(Recorded data)
----

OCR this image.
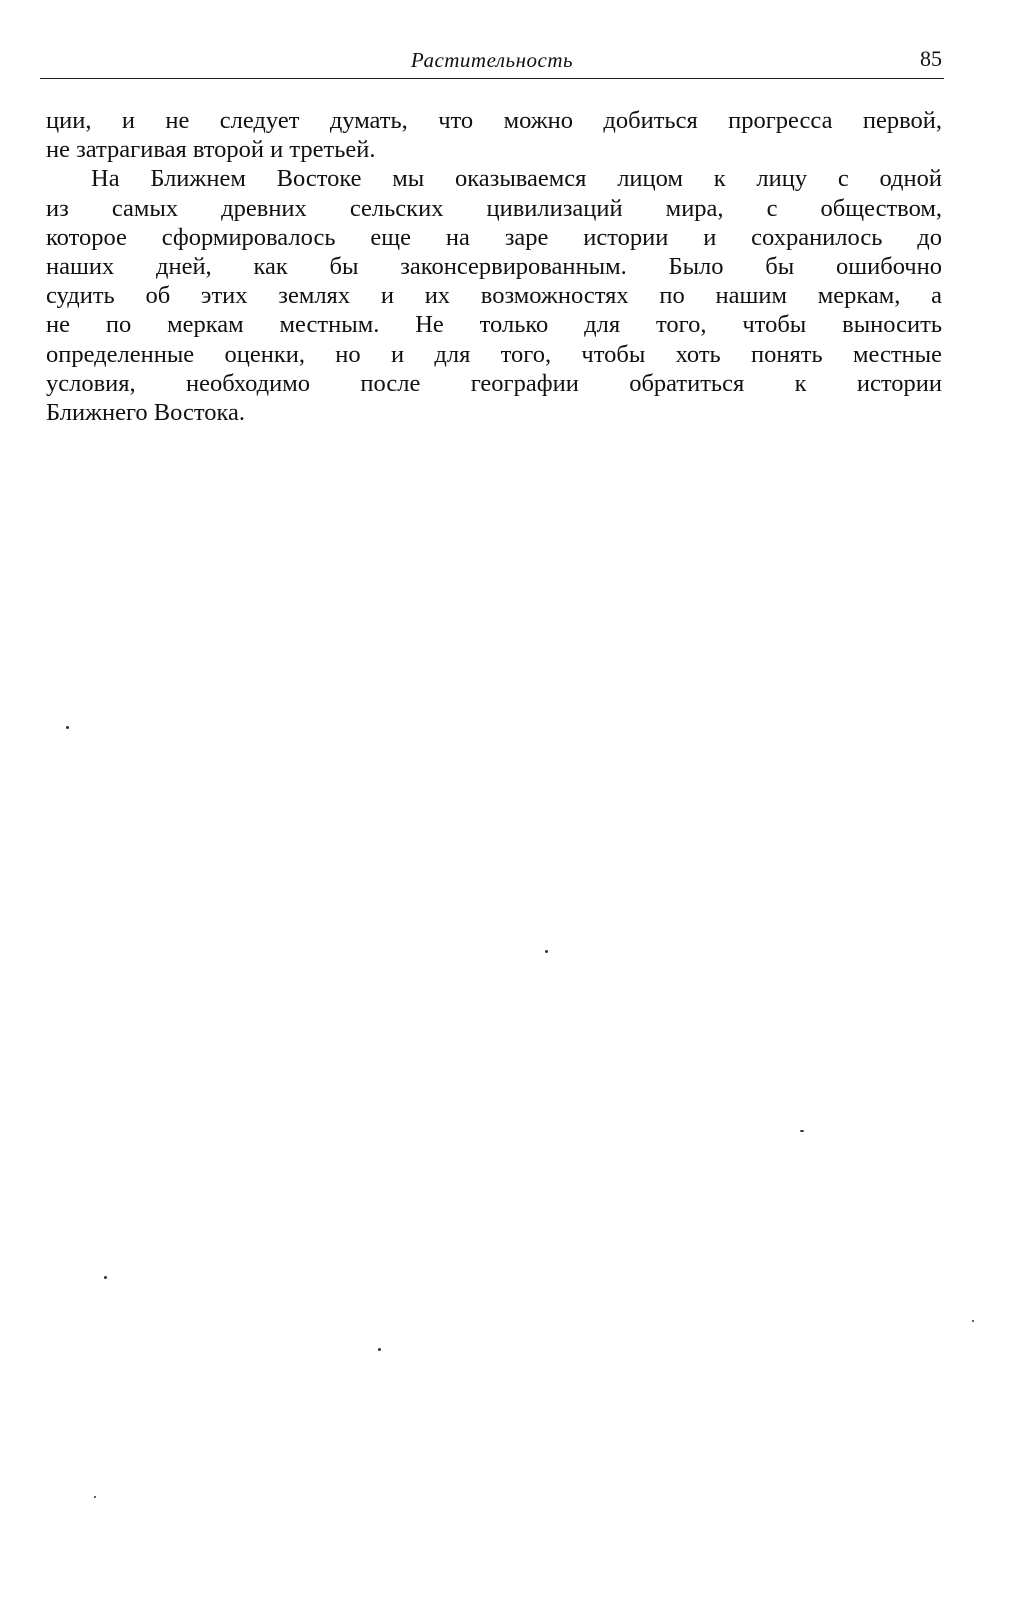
Растительность	85
ции, и не следует думать, что можно добиться прогресса первой,
не затрагивая второй и третьей.
На Ближнем Востоке мы оказываемся лицом к лицу с одной
из самых древних сельских цивилизаций мира, с обществом,
которое сформировалось еще на заре истории и сохранилось до
наших дней, как бы законсервированным. Было бы ошибочно
судить об этих землях и их возможностях по нашим меркам, а
не по меркам местным. Не только для того, чтобы выносить
определенные оценки, но и для того, чтобы хоть понять местные
условия, необходимо после географии обратиться к истории
Ближнего Востока.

----

Description of the task: Identify each line in the entries with the word "чтобы" and copy it.

Correct answer:
не по меркам местным. Не только для того, чтобы выносить
определенные оценки, но и для того, чтобы хоть понять местные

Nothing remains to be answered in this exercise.